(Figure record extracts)
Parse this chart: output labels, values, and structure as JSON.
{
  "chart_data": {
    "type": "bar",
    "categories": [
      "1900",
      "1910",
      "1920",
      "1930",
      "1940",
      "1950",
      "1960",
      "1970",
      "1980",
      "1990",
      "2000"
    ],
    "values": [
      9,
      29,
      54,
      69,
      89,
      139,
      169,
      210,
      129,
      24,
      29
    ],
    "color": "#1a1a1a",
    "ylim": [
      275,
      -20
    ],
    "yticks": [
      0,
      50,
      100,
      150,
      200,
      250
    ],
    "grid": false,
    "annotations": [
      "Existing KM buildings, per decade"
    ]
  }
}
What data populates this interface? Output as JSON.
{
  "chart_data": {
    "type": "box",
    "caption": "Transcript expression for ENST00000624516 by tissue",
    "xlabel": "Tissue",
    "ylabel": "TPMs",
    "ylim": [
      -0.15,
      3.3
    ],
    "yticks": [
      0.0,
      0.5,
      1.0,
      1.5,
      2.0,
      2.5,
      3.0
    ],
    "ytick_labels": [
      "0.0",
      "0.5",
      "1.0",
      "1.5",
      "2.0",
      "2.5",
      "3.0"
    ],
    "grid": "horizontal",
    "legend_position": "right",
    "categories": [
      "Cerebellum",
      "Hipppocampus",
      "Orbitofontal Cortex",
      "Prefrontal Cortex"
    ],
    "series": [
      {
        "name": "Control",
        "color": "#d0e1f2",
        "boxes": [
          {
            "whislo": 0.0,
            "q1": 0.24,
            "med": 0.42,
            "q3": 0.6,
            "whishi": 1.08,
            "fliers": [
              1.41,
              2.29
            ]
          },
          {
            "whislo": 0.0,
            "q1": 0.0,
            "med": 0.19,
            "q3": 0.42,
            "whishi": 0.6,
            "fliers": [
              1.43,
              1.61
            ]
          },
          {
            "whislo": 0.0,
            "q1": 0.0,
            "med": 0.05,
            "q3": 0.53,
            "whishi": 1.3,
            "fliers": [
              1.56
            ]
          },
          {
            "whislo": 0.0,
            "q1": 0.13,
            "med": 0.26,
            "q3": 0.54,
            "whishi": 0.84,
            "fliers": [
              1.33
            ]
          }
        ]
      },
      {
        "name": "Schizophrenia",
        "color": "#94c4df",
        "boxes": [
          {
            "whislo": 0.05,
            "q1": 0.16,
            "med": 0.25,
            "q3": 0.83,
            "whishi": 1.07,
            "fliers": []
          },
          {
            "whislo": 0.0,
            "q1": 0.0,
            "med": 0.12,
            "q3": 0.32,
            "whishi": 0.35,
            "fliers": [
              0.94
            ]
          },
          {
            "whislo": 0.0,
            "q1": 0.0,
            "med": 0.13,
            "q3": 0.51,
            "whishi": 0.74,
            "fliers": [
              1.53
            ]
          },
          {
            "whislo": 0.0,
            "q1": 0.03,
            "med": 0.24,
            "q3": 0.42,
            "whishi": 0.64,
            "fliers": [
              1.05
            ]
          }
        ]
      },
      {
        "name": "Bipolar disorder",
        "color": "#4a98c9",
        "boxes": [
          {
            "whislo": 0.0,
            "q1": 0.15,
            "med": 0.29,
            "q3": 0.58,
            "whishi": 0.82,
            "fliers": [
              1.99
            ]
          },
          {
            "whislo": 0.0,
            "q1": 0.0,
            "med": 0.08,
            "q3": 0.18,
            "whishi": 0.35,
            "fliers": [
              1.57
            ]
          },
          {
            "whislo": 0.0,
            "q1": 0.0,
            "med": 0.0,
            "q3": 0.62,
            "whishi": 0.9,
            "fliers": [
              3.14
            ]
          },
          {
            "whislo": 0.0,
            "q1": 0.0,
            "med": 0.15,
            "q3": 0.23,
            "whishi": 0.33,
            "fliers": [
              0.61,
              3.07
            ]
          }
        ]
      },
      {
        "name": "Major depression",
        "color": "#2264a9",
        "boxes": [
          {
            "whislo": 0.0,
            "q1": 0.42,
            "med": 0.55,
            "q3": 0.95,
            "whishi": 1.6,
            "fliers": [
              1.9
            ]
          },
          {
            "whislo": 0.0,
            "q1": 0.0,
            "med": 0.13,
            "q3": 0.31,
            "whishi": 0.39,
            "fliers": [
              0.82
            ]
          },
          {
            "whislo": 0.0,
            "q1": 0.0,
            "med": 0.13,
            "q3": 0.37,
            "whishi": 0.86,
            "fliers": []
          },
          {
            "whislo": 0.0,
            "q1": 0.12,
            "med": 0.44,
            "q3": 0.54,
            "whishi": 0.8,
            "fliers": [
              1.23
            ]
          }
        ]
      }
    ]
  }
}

▶ **TASK DIRECTIONS**:
Repeat the listing above without any change.

▶ **REPLY**:
Parse this chart: output labels, values, and structure as JSON.
{
  "chart_data": {
    "type": "bar",
    "categories": [
      "1900",
      "1910",
      "1920",
      "1930",
      "1940",
      "1950",
      "1960",
      "1970",
      "1980",
      "1990",
      "2000"
    ],
    "values": [
      9,
      29,
      54,
      69,
      89,
      139,
      169,
      210,
      129,
      24,
      29
    ],
    "color": "#1a1a1a",
    "ylim": [
      275,
      -20
    ],
    "yticks": [
      0,
      50,
      100,
      150,
      200,
      250
    ],
    "grid": false,
    "annotations": [
      "Existing KM buildings, per decade"
    ]
  }
}
What data populates this interface? Output as JSON.
{
  "chart_data": {
    "type": "box",
    "caption": "Transcript expression for ENST00000624516 by tissue",
    "xlabel": "Tissue",
    "ylabel": "TPMs",
    "ylim": [
      -0.15,
      3.3
    ],
    "yticks": [
      0.0,
      0.5,
      1.0,
      1.5,
      2.0,
      2.5,
      3.0
    ],
    "ytick_labels": [
      "0.0",
      "0.5",
      "1.0",
      "1.5",
      "2.0",
      "2.5",
      "3.0"
    ],
    "grid": "horizontal",
    "legend_position": "right",
    "categories": [
      "Cerebellum",
      "Hipppocampus",
      "Orbitofontal Cortex",
      "Prefrontal Cortex"
    ],
    "series": [
      {
        "name": "Control",
        "color": "#d0e1f2",
        "boxes": [
          {
            "whislo": 0.0,
            "q1": 0.24,
            "med": 0.42,
            "q3": 0.6,
            "whishi": 1.08,
            "fliers": [
              1.41,
              2.29
            ]
          },
          {
            "whislo": 0.0,
            "q1": 0.0,
            "med": 0.19,
            "q3": 0.42,
            "whishi": 0.6,
            "fliers": [
              1.43,
              1.61
            ]
          },
          {
            "whislo": 0.0,
            "q1": 0.0,
            "med": 0.05,
            "q3": 0.53,
            "whishi": 1.3,
            "fliers": [
              1.56
            ]
          },
          {
            "whislo": 0.0,
            "q1": 0.13,
            "med": 0.26,
            "q3": 0.54,
            "whishi": 0.84,
            "fliers": [
              1.33
            ]
          }
        ]
      },
      {
        "name": "Schizophrenia",
        "color": "#94c4df",
        "boxes": [
          {
            "whislo": 0.05,
            "q1": 0.16,
            "med": 0.25,
            "q3": 0.83,
            "whishi": 1.07,
            "fliers": []
          },
          {
            "whislo": 0.0,
            "q1": 0.0,
            "med": 0.12,
            "q3": 0.32,
            "whishi": 0.35,
            "fliers": [
              0.94
            ]
          },
          {
            "whislo": 0.0,
            "q1": 0.0,
            "med": 0.13,
            "q3": 0.51,
            "whishi": 0.74,
            "fliers": [
              1.53
            ]
          },
          {
            "whislo": 0.0,
            "q1": 0.03,
            "med": 0.24,
            "q3": 0.42,
            "whishi": 0.64,
            "fliers": [
              1.05
            ]
          }
        ]
      },
      {
        "name": "Bipolar disorder",
        "color": "#4a98c9",
        "boxes": [
          {
            "whislo": 0.0,
            "q1": 0.15,
            "med": 0.29,
            "q3": 0.58,
            "whishi": 0.82,
            "fliers": [
              1.99
            ]
          },
          {
            "whislo": 0.0,
            "q1": 0.0,
            "med": 0.08,
            "q3": 0.18,
            "whishi": 0.35,
            "fliers": [
              1.57
            ]
          },
          {
            "whislo": 0.0,
            "q1": 0.0,
            "med": 0.0,
            "q3": 0.62,
            "whishi": 0.9,
            "fliers": [
              3.14
            ]
          },
          {
            "whislo": 0.0,
            "q1": 0.0,
            "med": 0.15,
            "q3": 0.23,
            "whishi": 0.33,
            "fliers": [
              0.61,
              3.07
            ]
          }
        ]
      },
      {
        "name": "Major depression",
        "color": "#2264a9",
        "boxes": [
          {
            "whislo": 0.0,
            "q1": 0.42,
            "med": 0.55,
            "q3": 0.95,
            "whishi": 1.6,
            "fliers": [
              1.9
            ]
          },
          {
            "whislo": 0.0,
            "q1": 0.0,
            "med": 0.13,
            "q3": 0.31,
            "whishi": 0.39,
            "fliers": [
              0.82
            ]
          },
          {
            "whislo": 0.0,
            "q1": 0.0,
            "med": 0.13,
            "q3": 0.37,
            "whishi": 0.86,
            "fliers": []
          },
          {
            "whislo": 0.0,
            "q1": 0.12,
            "med": 0.44,
            "q3": 0.54,
            "whishi": 0.8,
            "fliers": [
              1.23
            ]
          }
        ]
      }
    ]
  }
}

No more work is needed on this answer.